Task to complete:
Reproduce verbatim the rows from the line with "edge-icon[interactable]: e xyxy=(207,736,231,760)" to the line with "nav-users[interactable]: المستخدمين xyxy=(417,118,489,134)", including both of those lines.

Item position entries
··········
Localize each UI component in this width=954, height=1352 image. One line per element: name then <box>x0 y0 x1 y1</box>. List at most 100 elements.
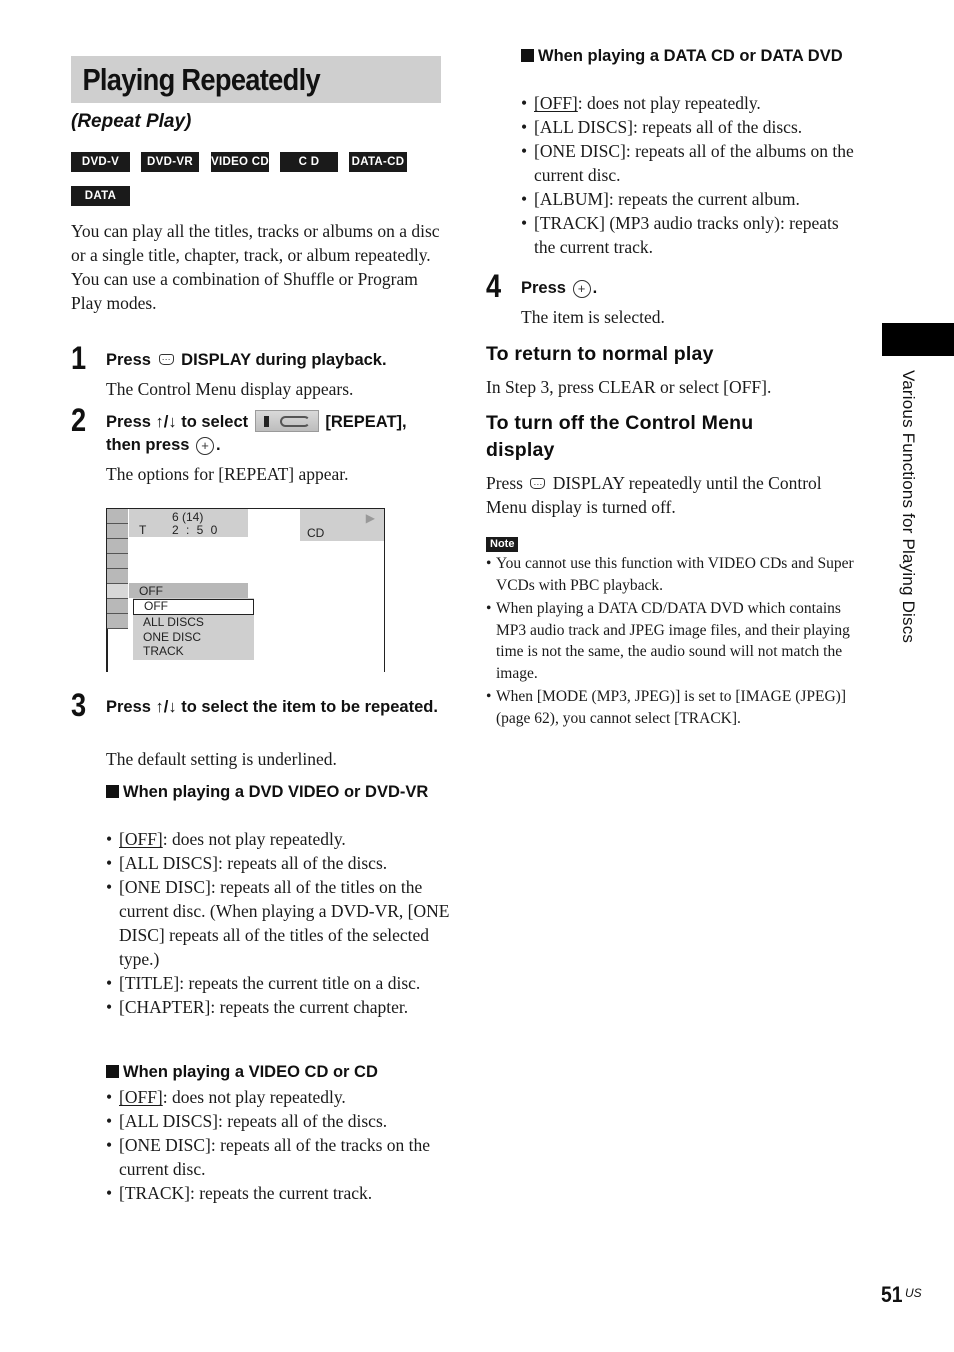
play-icon: ▶ <box>365 511 375 525</box>
section-heading-text: When playing a DVD VIDEO or DVD-VR <box>123 783 429 801</box>
section-heading: When playing a VIDEO CD or CD <box>106 1061 446 1084</box>
intro-paragraph: You can use a combination of Shuffle or … <box>71 269 418 313</box>
option-key: [OFF] <box>534 93 578 113</box>
osd-time: 2 : 5 0 <box>172 523 220 537</box>
option-desc: : does not play repeatedly. <box>162 829 346 849</box>
square-bullet-icon <box>106 785 119 798</box>
section-heading-text: When playing a VIDEO CD or CD <box>123 1063 378 1081</box>
osd-menu-cell-selected <box>107 584 128 599</box>
step-heading-text: then press <box>106 436 190 454</box>
option-desc: : repeats all of the discs. <box>218 853 388 873</box>
badge-cd: C D <box>280 152 338 172</box>
osd-option: ALL DISCS <box>143 615 204 629</box>
option-key: [ALL DISCS] <box>119 853 219 873</box>
turn-off-body: Press DISPLAY repeatedly until the Contr… <box>486 471 856 519</box>
vcd-options-list: [OFF]: does not play repeatedly. [ALL DI… <box>106 1085 451 1205</box>
notes-list: You cannot use this function with VIDEO … <box>486 553 856 731</box>
section-heading: When playing a DATA CD or DATA DVD <box>521 45 851 68</box>
square-bullet-icon <box>521 49 534 62</box>
osd-menu-cell <box>107 554 128 569</box>
badge-data-cd: DATA-CD <box>349 152 407 172</box>
osd-menu-cell <box>107 539 128 554</box>
badge-dvd-v: DVD-V <box>71 152 130 172</box>
note-item: When [MODE (MP3, JPEG)] is set to [IMAGE… <box>486 686 856 729</box>
option-desc: : repeats the current track. <box>189 1183 373 1203</box>
osd-option: TRACK <box>143 644 184 658</box>
option-desc: : does not play repeatedly. <box>577 93 761 113</box>
control-menu-display: 6 (14) T 2 : 5 0 CD ▶ OFF OFF ALL DISCS … <box>106 508 385 672</box>
option-key: [ONE DISC] <box>119 1135 211 1155</box>
step-body: The default setting is underlined. <box>106 749 337 769</box>
osd-menu-cell <box>107 569 128 584</box>
option-key: [CHAPTER] <box>119 997 211 1017</box>
step-heading-text: Press ↑/↓ to select <box>106 413 249 431</box>
option-desc: : repeats the current album. <box>608 189 800 209</box>
list-item: [CHAPTER]: repeats the current chapter. <box>106 995 451 1019</box>
period: . <box>216 436 221 454</box>
step-body: The item is selected. <box>521 307 665 327</box>
option-key: [ALL DISCS] <box>534 117 634 137</box>
step-number: 1 <box>71 340 87 376</box>
display-button-icon <box>158 348 174 371</box>
osd-option-selected: OFF <box>133 599 254 615</box>
list-item: [ONE DISC]: repeats all of the tracks on… <box>106 1133 451 1181</box>
page-subtitle: (Repeat Play) <box>71 111 192 132</box>
note-item: When playing a DATA CD/DATA DVD which co… <box>486 598 856 684</box>
option-desc: : repeats all of the discs. <box>218 1111 388 1131</box>
list-item: [ALBUM]: repeats the current album. <box>521 187 861 211</box>
badge-dvd-vr: DVD-VR <box>141 152 199 172</box>
osd-option: ONE DISC <box>143 629 202 644</box>
return-normal-heading: To return to normal play <box>486 343 714 365</box>
step-body: The Control Menu display appears. <box>106 379 354 399</box>
option-key: [TRACK] <box>534 213 605 233</box>
step-heading: Press ↑/↓ to select the item to be repea… <box>106 698 438 716</box>
square-bullet-icon <box>106 1065 119 1078</box>
osd-playback-info: 6 (14) T 2 : 5 0 <box>129 509 248 537</box>
list-item: [TRACK]: repeats the current track. <box>106 1181 451 1205</box>
list-item: [OFF]: does not play repeatedly. <box>521 91 861 115</box>
data-options-list: [OFF]: does not play repeatedly. [ALL DI… <box>521 91 861 259</box>
osd-options-list: OFF ALL DISCS ONE DISC TRACK <box>133 598 254 660</box>
step-heading-text: DISPLAY during playback. <box>181 351 387 369</box>
title-bar: Playing Repeatedly <box>71 56 441 103</box>
return-normal-body: In Step 3, press CLEAR or select [OFF]. <box>486 377 772 397</box>
list-item: [OFF]: does not play repeatedly. <box>106 827 451 851</box>
list-item: [ALL DISCS]: repeats all of the discs. <box>521 115 861 139</box>
osd-disc-type: CD <box>307 526 325 540</box>
intro-text: You can play all the titles, tracks or a… <box>71 219 446 315</box>
period: . <box>592 279 598 297</box>
osd-menu-cell <box>107 509 128 524</box>
osd-disc-info: CD ▶ <box>300 509 384 541</box>
step-heading-text: [REPEAT], <box>325 413 407 431</box>
step-heading: Press DISPLAY during playback. <box>106 348 446 372</box>
badge-video-cd: VIDEO CD <box>211 152 269 172</box>
osd-menu-cell <box>107 599 128 614</box>
list-item: [TRACK] (MP3 audio tracks only): repeats… <box>521 211 861 259</box>
step-heading: Press ↑/↓ to select [REPEAT], then press… <box>106 409 446 457</box>
enter-button-icon: + <box>572 279 591 298</box>
list-item: [ALL DISCS]: repeats all of the discs. <box>106 851 451 875</box>
section-heading-text: When playing a DATA CD or DATA DVD <box>538 47 843 65</box>
chapter-side-label: Various Functions for Playing Discs <box>899 370 918 644</box>
option-key: [TITLE] <box>119 973 180 993</box>
osd-time-label: T <box>139 523 147 537</box>
list-item: [ALL DISCS]: repeats all of the discs. <box>106 1109 451 1133</box>
option-key: [ALBUM] <box>534 189 609 209</box>
option-key: [ONE DISC] <box>119 877 211 897</box>
page-number: 51 <box>881 1282 903 1307</box>
osd-current-value: OFF <box>129 583 248 598</box>
option-key: [ALL DISCS] <box>119 1111 219 1131</box>
step-heading: Press +. <box>521 277 861 300</box>
step-heading-text: Press <box>521 279 566 297</box>
option-desc: : repeats the current title on a disc. <box>179 973 421 993</box>
body-text: Press <box>486 473 523 493</box>
enter-button-icon: + <box>196 436 215 455</box>
list-item: [OFF]: does not play repeatedly. <box>106 1085 451 1109</box>
turn-off-heading: To turn off the Control Menu display <box>486 412 754 461</box>
step-number: 4 <box>486 268 502 304</box>
option-key: [OFF] <box>119 829 163 849</box>
option-desc: : repeats all of the discs. <box>633 117 803 137</box>
page-title: Playing Repeatedly <box>82 62 320 97</box>
osd-menu-cell <box>107 614 128 629</box>
step-number: 2 <box>71 402 87 438</box>
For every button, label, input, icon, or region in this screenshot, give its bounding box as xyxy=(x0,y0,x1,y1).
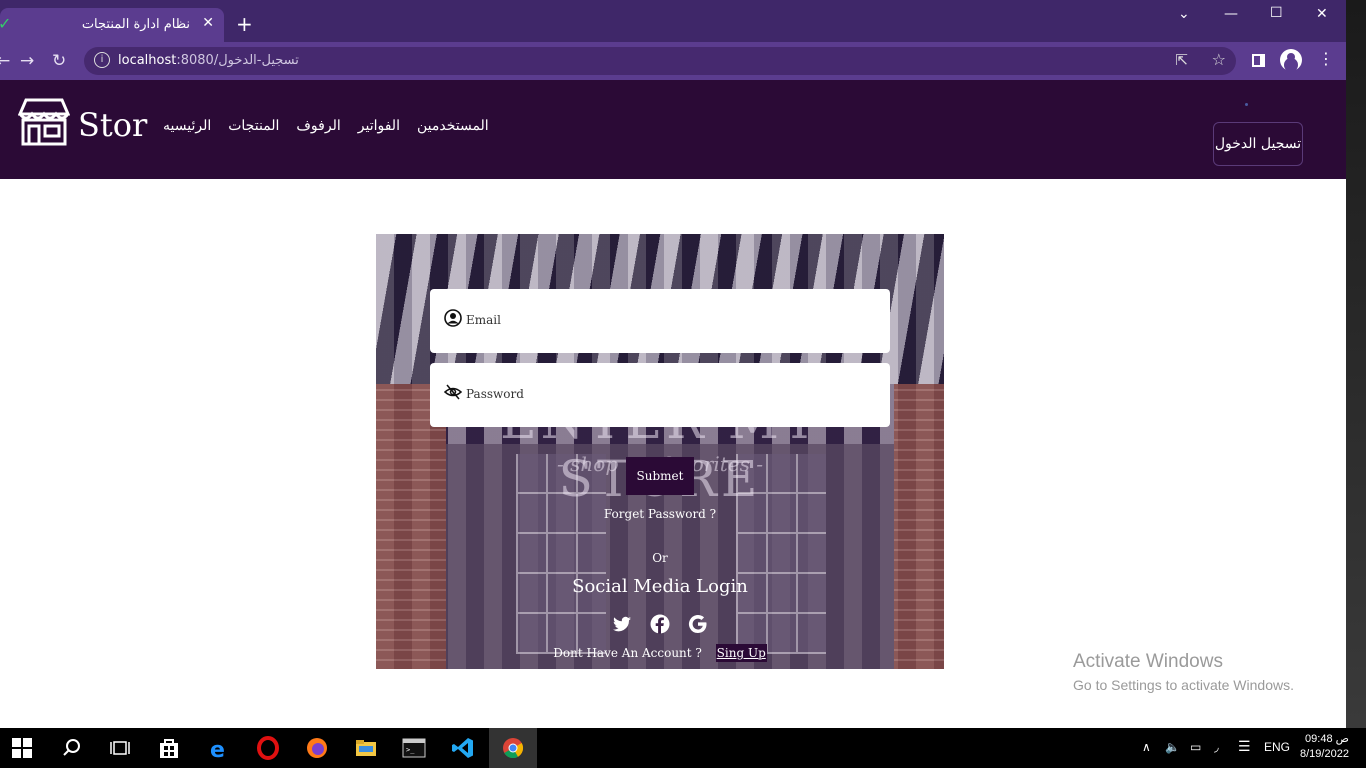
edge-icon[interactable]: e xyxy=(207,736,231,760)
close-window-button[interactable]: ✕ xyxy=(1316,6,1328,22)
nav-home[interactable]: الرئيسيه xyxy=(163,118,211,134)
new-tab-button[interactable]: + xyxy=(236,14,253,34)
minimize-button[interactable]: — xyxy=(1224,6,1238,22)
tab-title: نظام ادارة المنتجات xyxy=(81,17,190,32)
file-explorer-icon[interactable] xyxy=(354,736,378,760)
vscode-icon[interactable] xyxy=(451,736,475,760)
clock-date: 8/19/2022 xyxy=(1300,748,1349,760)
terminal-icon[interactable]: >_ xyxy=(402,736,426,760)
svg-text:e: e xyxy=(210,738,225,760)
page-content: ENTER MY STORE - shop my favorites - Ema… xyxy=(0,179,1346,728)
search-icon[interactable] xyxy=(60,736,84,760)
logo-text[interactable]: Stor xyxy=(78,106,147,144)
windows-start-icon[interactable] xyxy=(12,738,32,758)
user-circle-icon xyxy=(444,309,462,327)
submit-button[interactable]: Submet xyxy=(626,457,694,495)
nav-shelves[interactable]: الرفوف xyxy=(296,118,340,134)
language-indicator[interactable]: ENG xyxy=(1264,740,1290,754)
twitter-icon[interactable] xyxy=(612,614,632,634)
clock-time: 09:48 ص xyxy=(1305,733,1349,745)
password-field[interactable]: Password xyxy=(430,363,890,427)
clock[interactable]: 09:48 ص 8/19/2022 xyxy=(1300,732,1349,762)
nav-products[interactable]: المنتجات xyxy=(228,118,279,134)
social-login-title: Social Media Login xyxy=(572,576,748,597)
forward-icon[interactable]: → xyxy=(20,51,34,71)
browser-tab[interactable]: ✓ نظام ادارة المنتجات ✕ xyxy=(0,8,224,42)
social-icons xyxy=(612,614,708,634)
bookmark-star-icon[interactable]: ☆ xyxy=(1212,50,1226,69)
facebook-icon[interactable] xyxy=(650,614,670,634)
back-icon[interactable]: ← xyxy=(0,51,10,71)
volume-icon[interactable]: 🔈 xyxy=(1165,740,1180,754)
nav-users[interactable]: المستخدمين xyxy=(417,118,489,134)
nav-invoices[interactable]: الفواتير xyxy=(358,118,400,134)
browser-toolbar: ← → ↻ i localhost:8080/تسجيل-الدخول ⇱ ☆ … xyxy=(0,42,1346,80)
maximize-button[interactable]: ☐ xyxy=(1270,5,1283,21)
tray-chevron-icon[interactable]: ∧ xyxy=(1142,740,1151,754)
chrome-icon[interactable] xyxy=(501,736,525,760)
signup-link[interactable]: Sing Up xyxy=(715,644,767,662)
battery-icon[interactable]: ▭ xyxy=(1190,740,1201,754)
windows-taskbar: e >_ ∧ 🔈 ▭ ◞ ☰ ENG 09:48 ص 8/19/2022 xyxy=(0,728,1366,768)
url-text[interactable]: localhost:8080/تسجيل-الدخول xyxy=(118,53,299,68)
site-info-icon[interactable]: i xyxy=(94,52,110,68)
notifications-icon[interactable]: ☰ xyxy=(1238,738,1251,755)
email-placeholder: Email xyxy=(466,313,501,327)
password-placeholder: Password xyxy=(466,387,524,401)
profile-avatar-icon[interactable] xyxy=(1280,49,1302,71)
header-login-button[interactable]: تسجيل الدخول xyxy=(1213,122,1303,166)
store-logo-icon xyxy=(18,98,70,146)
activate-windows-subtitle: Go to Settings to activate Windows. xyxy=(1073,677,1294,693)
forgot-password-link[interactable]: Forget Password ? xyxy=(376,507,944,521)
login-card: ENTER MY STORE - shop my favorites - Ema… xyxy=(376,234,944,669)
google-icon[interactable] xyxy=(688,614,708,634)
store-app-icon[interactable] xyxy=(157,736,181,760)
wifi-icon[interactable]: ◞ xyxy=(1214,740,1219,754)
signup-row: Dont Have An Account ? Sing Up xyxy=(376,644,944,662)
tab-close-icon[interactable]: ✕ xyxy=(202,15,214,31)
main-nav: الرئيسيه المنتجات الرفوف الفواتير المستخ… xyxy=(163,118,489,134)
tab-search-icon[interactable]: ⌄ xyxy=(1178,6,1190,22)
desktop-background xyxy=(1346,0,1366,728)
firefox-icon[interactable] xyxy=(305,736,329,760)
site-header: Stor الرئيسيه المنتجات الرفوف الفواتير ا… xyxy=(0,80,1346,179)
reload-icon[interactable]: ↻ xyxy=(52,51,66,71)
email-field[interactable]: Email xyxy=(430,289,890,353)
or-divider: Or xyxy=(652,551,668,565)
decorative-dot xyxy=(1245,103,1248,106)
opera-icon[interactable] xyxy=(256,736,280,760)
vue-favicon-icon: ✓ xyxy=(0,14,12,33)
no-account-text: Dont Have An Account ? xyxy=(553,646,702,660)
browser-tab-bar: ✓ نظام ادارة المنتجات ✕ + ⌄ — ☐ ✕ xyxy=(0,0,1346,42)
menu-kebab-icon[interactable]: ⋮ xyxy=(1318,49,1334,68)
activate-windows-title: Activate Windows xyxy=(1073,651,1223,672)
side-panel-icon[interactable] xyxy=(1252,54,1265,67)
address-bar[interactable]: i localhost:8080/تسجيل-الدخول ⇱ ☆ xyxy=(84,47,1236,75)
svg-text:>_: >_ xyxy=(406,746,415,754)
eye-slash-icon[interactable] xyxy=(444,383,462,401)
task-view-icon[interactable] xyxy=(108,736,132,760)
share-icon[interactable]: ⇱ xyxy=(1175,51,1188,69)
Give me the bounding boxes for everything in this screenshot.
··········
Result below:
edge-icon[interactable]: e xyxy=(207,736,231,760)
close-window-button[interactable]: ✕ xyxy=(1316,6,1328,22)
nav-home[interactable]: الرئيسيه xyxy=(163,118,211,134)
new-tab-button[interactable]: + xyxy=(236,14,253,34)
minimize-button[interactable]: — xyxy=(1224,6,1238,22)
tab-title: نظام ادارة المنتجات xyxy=(81,17,190,32)
file-explorer-icon[interactable] xyxy=(354,736,378,760)
vscode-icon[interactable] xyxy=(451,736,475,760)
clock-date: 8/19/2022 xyxy=(1300,748,1349,760)
terminal-icon[interactable]: >_ xyxy=(402,736,426,760)
svg-text:e: e xyxy=(210,738,225,760)
page-content: ENTER MY STORE - shop my favorites - Ema… xyxy=(0,179,1346,728)
search-icon[interactable] xyxy=(60,736,84,760)
logo-text[interactable]: Stor xyxy=(78,106,147,144)
windows-start-icon[interactable] xyxy=(12,738,32,758)
user-circle-icon xyxy=(444,309,462,327)
submit-button[interactable]: Submet xyxy=(626,457,694,495)
nav-shelves[interactable]: الرفوف xyxy=(296,118,340,134)
language-indicator[interactable]: ENG xyxy=(1264,740,1290,754)
twitter-icon[interactable] xyxy=(612,614,632,634)
clock-time: 09:48 ص xyxy=(1305,733,1349,745)
password-field[interactable]: Password xyxy=(430,363,890,427)
clock[interactable]: 09:48 ص 8/19/2022 xyxy=(1300,732,1349,762)
nav-products[interactable]: المنتجات xyxy=(228,118,279,134)
social-login-title: Social Media Login xyxy=(572,576,748,597)
forward-icon[interactable]: → xyxy=(20,51,34,71)
browser-tab[interactable]: ✓ نظام ادارة المنتجات ✕ xyxy=(0,8,224,42)
social-icons xyxy=(612,614,708,634)
bookmark-star-icon[interactable]: ☆ xyxy=(1212,50,1226,69)
facebook-icon[interactable] xyxy=(650,614,670,634)
back-icon[interactable]: ← xyxy=(0,51,10,71)
volume-icon[interactable]: 🔈 xyxy=(1165,740,1180,754)
nav-users[interactable]: المستخدمين xyxy=(417,118,489,134)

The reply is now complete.